##### Information supplied #####

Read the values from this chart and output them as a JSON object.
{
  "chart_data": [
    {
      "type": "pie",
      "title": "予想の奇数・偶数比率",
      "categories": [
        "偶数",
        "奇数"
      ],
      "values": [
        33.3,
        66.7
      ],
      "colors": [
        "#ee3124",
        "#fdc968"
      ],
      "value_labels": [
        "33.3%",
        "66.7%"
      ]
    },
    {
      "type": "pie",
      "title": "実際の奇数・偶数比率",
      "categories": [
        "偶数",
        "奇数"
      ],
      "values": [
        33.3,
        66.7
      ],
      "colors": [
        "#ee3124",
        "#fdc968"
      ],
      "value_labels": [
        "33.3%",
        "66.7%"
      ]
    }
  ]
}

#####

- [Your objective]
Reproduce the whole listing word for word.

- [Problem solution]
Read the values from this chart and output them as a JSON object.
{
  "chart_data": [
    {
      "type": "pie",
      "title": "予想の奇数・偶数比率",
      "categories": [
        "偶数",
        "奇数"
      ],
      "values": [
        33.3,
        66.7
      ],
      "colors": [
        "#ee3124",
        "#fdc968"
      ],
      "value_labels": [
        "33.3%",
        "66.7%"
      ]
    },
    {
      "type": "pie",
      "title": "実際の奇数・偶数比率",
      "categories": [
        "偶数",
        "奇数"
      ],
      "values": [
        33.3,
        66.7
      ],
      "colors": [
        "#ee3124",
        "#fdc968"
      ],
      "value_labels": [
        "33.3%",
        "66.7%"
      ]
    }
  ]
}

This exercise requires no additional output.